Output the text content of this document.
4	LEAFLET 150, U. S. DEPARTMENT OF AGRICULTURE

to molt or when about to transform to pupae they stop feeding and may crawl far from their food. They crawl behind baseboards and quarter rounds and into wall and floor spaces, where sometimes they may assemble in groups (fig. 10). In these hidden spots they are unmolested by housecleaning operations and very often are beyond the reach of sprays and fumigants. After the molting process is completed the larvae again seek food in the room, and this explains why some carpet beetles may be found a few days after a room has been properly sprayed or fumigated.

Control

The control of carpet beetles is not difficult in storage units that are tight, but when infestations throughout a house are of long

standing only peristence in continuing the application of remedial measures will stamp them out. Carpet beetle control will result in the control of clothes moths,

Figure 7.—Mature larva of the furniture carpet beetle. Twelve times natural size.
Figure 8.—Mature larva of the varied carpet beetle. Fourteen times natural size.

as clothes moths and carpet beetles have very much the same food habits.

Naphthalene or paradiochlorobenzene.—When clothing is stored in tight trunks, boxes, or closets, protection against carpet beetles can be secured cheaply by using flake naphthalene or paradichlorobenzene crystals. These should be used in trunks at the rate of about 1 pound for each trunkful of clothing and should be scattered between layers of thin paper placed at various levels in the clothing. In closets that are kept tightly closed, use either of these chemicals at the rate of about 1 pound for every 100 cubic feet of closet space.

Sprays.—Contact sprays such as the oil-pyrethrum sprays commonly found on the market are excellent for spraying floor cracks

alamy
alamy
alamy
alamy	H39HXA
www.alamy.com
_ _ _ _
EXERCISE BRIEF ▸
Return from the data every line that holds "tight".

PROBLEM SOLUTION ▸
The control of carpet beetles is not difficult in storage units that are tight, but when infestations throughout a house are of long
Naphthalene or paradiochlorobenzene.—When clothing is stored in tight trunks, boxes, or closets, protection against carpet beetles can be secured cheaply by using flake naphthalene or paradichlorobenzene crystals. These should be used in trunks at the rate of about 1 pound for each trunkful of clothing and should be scattered between layers of thin paper placed at various levels in the clothing. In closets that are kept tightly closed, use either of these chemicals at the rate of about 1 pound for every 100 cubic feet of closet space.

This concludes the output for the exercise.